Without the images, write out all of the following entries exactly.
* Start *
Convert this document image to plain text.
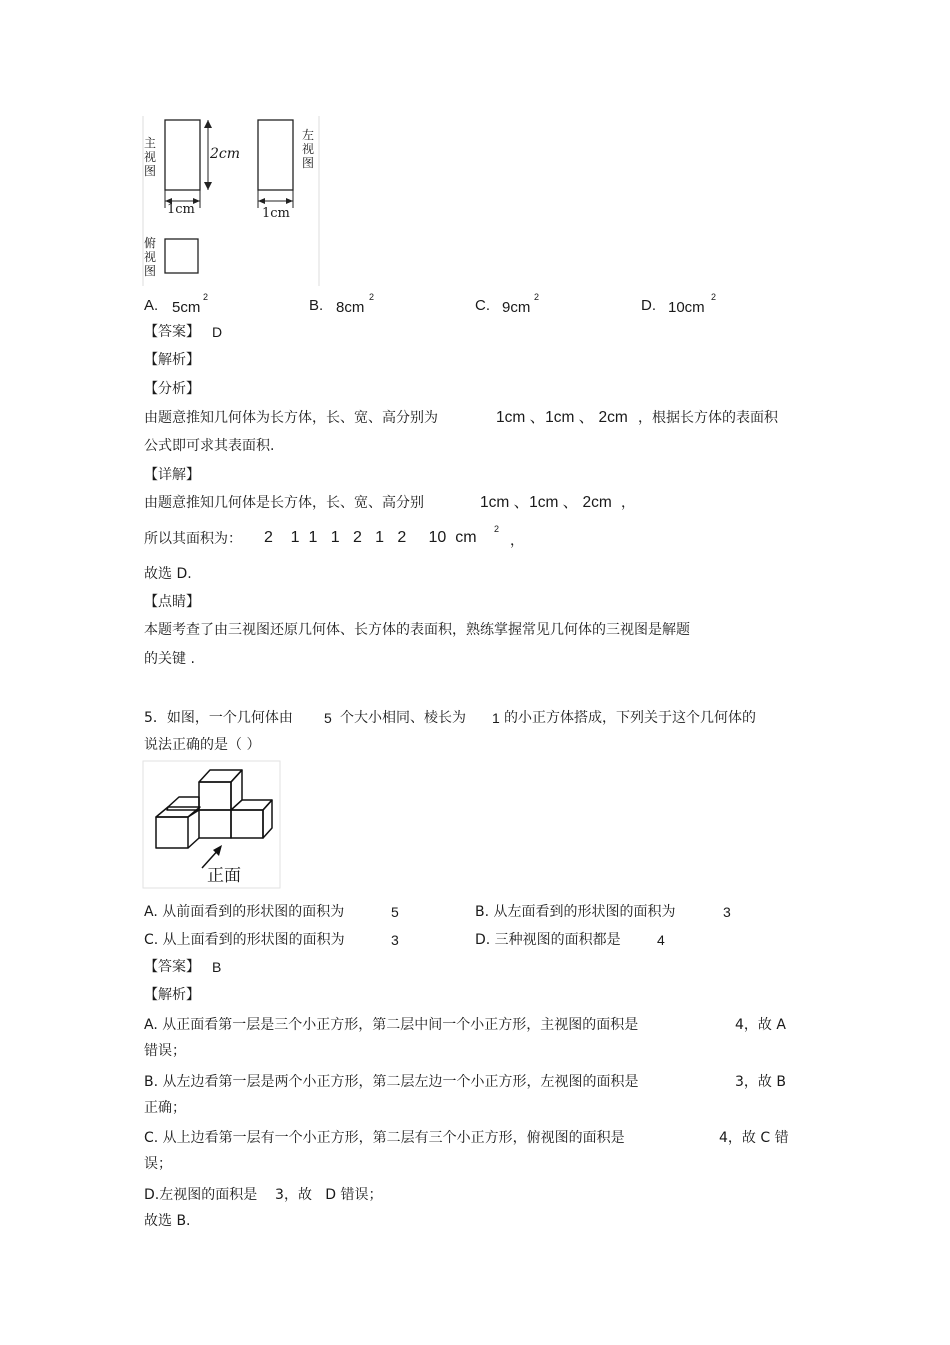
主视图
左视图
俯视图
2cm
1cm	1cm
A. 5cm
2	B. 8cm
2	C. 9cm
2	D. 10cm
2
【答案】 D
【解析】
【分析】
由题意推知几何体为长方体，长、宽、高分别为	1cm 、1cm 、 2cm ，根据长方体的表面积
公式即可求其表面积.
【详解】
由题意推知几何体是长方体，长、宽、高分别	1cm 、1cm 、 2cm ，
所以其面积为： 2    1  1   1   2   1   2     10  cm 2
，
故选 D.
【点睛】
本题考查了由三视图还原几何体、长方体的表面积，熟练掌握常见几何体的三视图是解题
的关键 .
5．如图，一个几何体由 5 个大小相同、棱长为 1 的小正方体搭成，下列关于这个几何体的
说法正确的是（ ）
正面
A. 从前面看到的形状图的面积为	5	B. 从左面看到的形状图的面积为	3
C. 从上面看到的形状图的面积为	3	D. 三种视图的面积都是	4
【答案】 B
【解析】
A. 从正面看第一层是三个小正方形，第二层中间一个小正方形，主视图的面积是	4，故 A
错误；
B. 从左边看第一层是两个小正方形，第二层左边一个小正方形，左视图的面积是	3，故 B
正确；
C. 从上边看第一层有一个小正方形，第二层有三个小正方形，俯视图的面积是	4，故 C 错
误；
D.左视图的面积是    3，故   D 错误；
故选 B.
* End *
EXERCISE ANSWER:
Convert this document image to plain text.
主视图
左视图
俯视图
2cm
1cm	1cm
A. 5cm
2	B. 8cm
2	C. 9cm
2	D. 10cm
2
【答案】 D
【解析】
【分析】
由题意推知几何体为长方体，长、宽、高分别为	1cm 、1cm 、 2cm ，根据长方体的表面积
公式即可求其表面积.
【详解】
由题意推知几何体是长方体，长、宽、高分别	1cm 、1cm 、 2cm ，
所以其面积为： 2    1  1   1   2   1   2     10  cm 2
，
故选 D.
【点睛】
本题考查了由三视图还原几何体、长方体的表面积，熟练掌握常见几何体的三视图是解题
的关键 .
5．如图，一个几何体由 5 个大小相同、棱长为 1 的小正方体搭成，下列关于这个几何体的
说法正确的是（ ）
正面
A. 从前面看到的形状图的面积为	5	B. 从左面看到的形状图的面积为	3
C. 从上面看到的形状图的面积为	3	D. 三种视图的面积都是	4
【答案】 B
【解析】
A. 从正面看第一层是三个小正方形，第二层中间一个小正方形，主视图的面积是	4，故 A
错误；
B. 从左边看第一层是两个小正方形，第二层左边一个小正方形，左视图的面积是	3，故 B
正确；
C. 从上边看第一层有一个小正方形，第二层有三个小正方形，俯视图的面积是	4，故 C 错
误；
D.左视图的面积是    3，故   D 错误；
故选 B.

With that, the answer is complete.